- Task instructions -
What is needed here is an exact copy of every entry.

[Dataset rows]
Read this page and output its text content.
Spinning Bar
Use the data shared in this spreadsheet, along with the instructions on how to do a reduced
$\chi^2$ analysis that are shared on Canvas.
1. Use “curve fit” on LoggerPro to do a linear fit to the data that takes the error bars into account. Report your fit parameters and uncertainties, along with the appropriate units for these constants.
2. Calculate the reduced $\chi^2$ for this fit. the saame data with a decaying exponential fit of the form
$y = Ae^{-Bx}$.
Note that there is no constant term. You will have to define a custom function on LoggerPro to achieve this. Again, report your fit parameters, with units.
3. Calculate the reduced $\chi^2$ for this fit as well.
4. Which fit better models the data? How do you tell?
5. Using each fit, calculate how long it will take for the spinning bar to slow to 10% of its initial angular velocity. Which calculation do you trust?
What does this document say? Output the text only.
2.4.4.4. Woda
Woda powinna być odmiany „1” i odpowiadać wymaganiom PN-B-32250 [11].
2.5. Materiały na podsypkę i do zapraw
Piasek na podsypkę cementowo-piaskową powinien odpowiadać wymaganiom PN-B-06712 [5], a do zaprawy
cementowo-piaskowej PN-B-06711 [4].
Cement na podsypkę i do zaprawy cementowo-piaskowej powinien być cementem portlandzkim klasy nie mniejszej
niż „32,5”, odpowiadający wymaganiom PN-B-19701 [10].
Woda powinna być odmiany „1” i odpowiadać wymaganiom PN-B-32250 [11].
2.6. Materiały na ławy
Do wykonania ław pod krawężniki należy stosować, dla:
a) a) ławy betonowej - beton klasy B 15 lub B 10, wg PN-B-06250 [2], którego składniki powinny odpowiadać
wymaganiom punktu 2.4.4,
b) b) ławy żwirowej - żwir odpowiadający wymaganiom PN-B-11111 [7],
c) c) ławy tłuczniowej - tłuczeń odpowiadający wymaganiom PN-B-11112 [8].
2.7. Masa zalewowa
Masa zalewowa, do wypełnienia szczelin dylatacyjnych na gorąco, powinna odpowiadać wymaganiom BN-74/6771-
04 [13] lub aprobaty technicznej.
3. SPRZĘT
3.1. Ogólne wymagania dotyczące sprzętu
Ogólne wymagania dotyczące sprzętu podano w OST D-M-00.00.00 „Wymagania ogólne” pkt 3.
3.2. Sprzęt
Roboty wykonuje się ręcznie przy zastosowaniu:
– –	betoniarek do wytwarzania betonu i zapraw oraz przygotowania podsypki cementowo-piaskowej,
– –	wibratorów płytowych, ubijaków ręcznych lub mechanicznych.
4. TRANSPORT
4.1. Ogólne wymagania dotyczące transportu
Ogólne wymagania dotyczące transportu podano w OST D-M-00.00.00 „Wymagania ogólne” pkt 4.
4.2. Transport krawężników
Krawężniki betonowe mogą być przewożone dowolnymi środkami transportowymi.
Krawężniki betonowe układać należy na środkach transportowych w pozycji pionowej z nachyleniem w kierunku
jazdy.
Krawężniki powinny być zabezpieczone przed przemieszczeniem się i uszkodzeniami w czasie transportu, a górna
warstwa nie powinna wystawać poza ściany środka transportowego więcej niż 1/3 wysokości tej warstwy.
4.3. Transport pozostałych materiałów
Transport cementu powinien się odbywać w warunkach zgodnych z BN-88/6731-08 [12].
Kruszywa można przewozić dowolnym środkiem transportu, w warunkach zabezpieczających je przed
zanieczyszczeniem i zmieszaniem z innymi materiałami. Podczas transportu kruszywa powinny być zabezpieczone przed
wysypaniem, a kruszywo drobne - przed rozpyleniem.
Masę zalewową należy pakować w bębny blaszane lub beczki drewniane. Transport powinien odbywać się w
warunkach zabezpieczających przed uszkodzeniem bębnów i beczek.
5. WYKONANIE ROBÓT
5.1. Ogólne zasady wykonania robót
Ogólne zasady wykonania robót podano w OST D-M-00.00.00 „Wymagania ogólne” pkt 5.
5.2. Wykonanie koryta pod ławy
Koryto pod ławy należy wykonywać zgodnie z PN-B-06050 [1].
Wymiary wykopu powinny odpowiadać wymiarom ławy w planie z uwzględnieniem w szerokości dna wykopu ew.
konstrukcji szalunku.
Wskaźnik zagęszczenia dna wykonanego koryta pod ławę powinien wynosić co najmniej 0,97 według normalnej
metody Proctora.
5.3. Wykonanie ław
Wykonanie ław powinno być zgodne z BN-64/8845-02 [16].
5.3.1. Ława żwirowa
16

- Exercise result -
Read this page and output its text content.
Spinning Bar
Use the data shared in this spreadsheet, along with the instructions on how to do a reduced
$\chi^2$ analysis that are shared on Canvas.
1. Use “curve fit” on LoggerPro to do a linear fit to the data that takes the error bars into account. Report your fit parameters and uncertainties, along with the appropriate units for these constants.
2. Calculate the reduced $\chi^2$ for this fit. the saame data with a decaying exponential fit of the form
$y = Ae^{-Bx}$.
Note that there is no constant term. You will have to define a custom function on LoggerPro to achieve this. Again, report your fit parameters, with units.
3. Calculate the reduced $\chi^2$ for this fit as well.
4. Which fit better models the data? How do you tell?
5. Using each fit, calculate how long it will take for the spinning bar to slow to 10% of its initial angular velocity. Which calculation do you trust?
What does this document say? Output the text only.
2.4.4.4. Woda
Woda powinna być odmiany „1” i odpowiadać wymaganiom PN-B-32250 [11].
2.5. Materiały na podsypkę i do zapraw
Piasek na podsypkę cementowo-piaskową powinien odpowiadać wymaganiom PN-B-06712 [5], a do zaprawy
cementowo-piaskowej PN-B-06711 [4].
Cement na podsypkę i do zaprawy cementowo-piaskowej powinien być cementem portlandzkim klasy nie mniejszej
niż „32,5”, odpowiadający wymaganiom PN-B-19701 [10].
Woda powinna być odmiany „1” i odpowiadać wymaganiom PN-B-32250 [11].
2.6. Materiały na ławy
Do wykonania ław pod krawężniki należy stosować, dla:
a) a) ławy betonowej - beton klasy B 15 lub B 10, wg PN-B-06250 [2], którego składniki powinny odpowiadać
wymaganiom punktu 2.4.4,
b) b) ławy żwirowej - żwir odpowiadający wymaganiom PN-B-11111 [7],
c) c) ławy tłuczniowej - tłuczeń odpowiadający wymaganiom PN-B-11112 [8].
2.7. Masa zalewowa
Masa zalewowa, do wypełnienia szczelin dylatacyjnych na gorąco, powinna odpowiadać wymaganiom BN-74/6771-
04 [13] lub aprobaty technicznej.
3. SPRZĘT
3.1. Ogólne wymagania dotyczące sprzętu
Ogólne wymagania dotyczące sprzętu podano w OST D-M-00.00.00 „Wymagania ogólne” pkt 3.
3.2. Sprzęt
Roboty wykonuje się ręcznie przy zastosowaniu:
– –	betoniarek do wytwarzania betonu i zapraw oraz przygotowania podsypki cementowo-piaskowej,
– –	wibratorów płytowych, ubijaków ręcznych lub mechanicznych.
4. TRANSPORT
4.1. Ogólne wymagania dotyczące transportu
Ogólne wymagania dotyczące transportu podano w OST D-M-00.00.00 „Wymagania ogólne” pkt 4.
4.2. Transport krawężników
Krawężniki betonowe mogą być przewożone dowolnymi środkami transportowymi.
Krawężniki betonowe układać należy na środkach transportowych w pozycji pionowej z nachyleniem w kierunku
jazdy.
Krawężniki powinny być zabezpieczone przed przemieszczeniem się i uszkodzeniami w czasie transportu, a górna
warstwa nie powinna wystawać poza ściany środka transportowego więcej niż 1/3 wysokości tej warstwy.
4.3. Transport pozostałych materiałów
Transport cementu powinien się odbywać w warunkach zgodnych z BN-88/6731-08 [12].
Kruszywa można przewozić dowolnym środkiem transportu, w warunkach zabezpieczających je przed
zanieczyszczeniem i zmieszaniem z innymi materiałami. Podczas transportu kruszywa powinny być zabezpieczone przed
wysypaniem, a kruszywo drobne - przed rozpyleniem.
Masę zalewową należy pakować w bębny blaszane lub beczki drewniane. Transport powinien odbywać się w
warunkach zabezpieczających przed uszkodzeniem bębnów i beczek.
5. WYKONANIE ROBÓT
5.1. Ogólne zasady wykonania robót
Ogólne zasady wykonania robót podano w OST D-M-00.00.00 „Wymagania ogólne” pkt 5.
5.2. Wykonanie koryta pod ławy
Koryto pod ławy należy wykonywać zgodnie z PN-B-06050 [1].
Wymiary wykopu powinny odpowiadać wymiarom ławy w planie z uwzględnieniem w szerokości dna wykopu ew.
konstrukcji szalunku.
Wskaźnik zagęszczenia dna wykonanego koryta pod ławę powinien wynosić co najmniej 0,97 według normalnej
metody Proctora.
5.3. Wykonanie ław
Wykonanie ław powinno być zgodne z BN-64/8845-02 [16].
5.3.1. Ława żwirowa
16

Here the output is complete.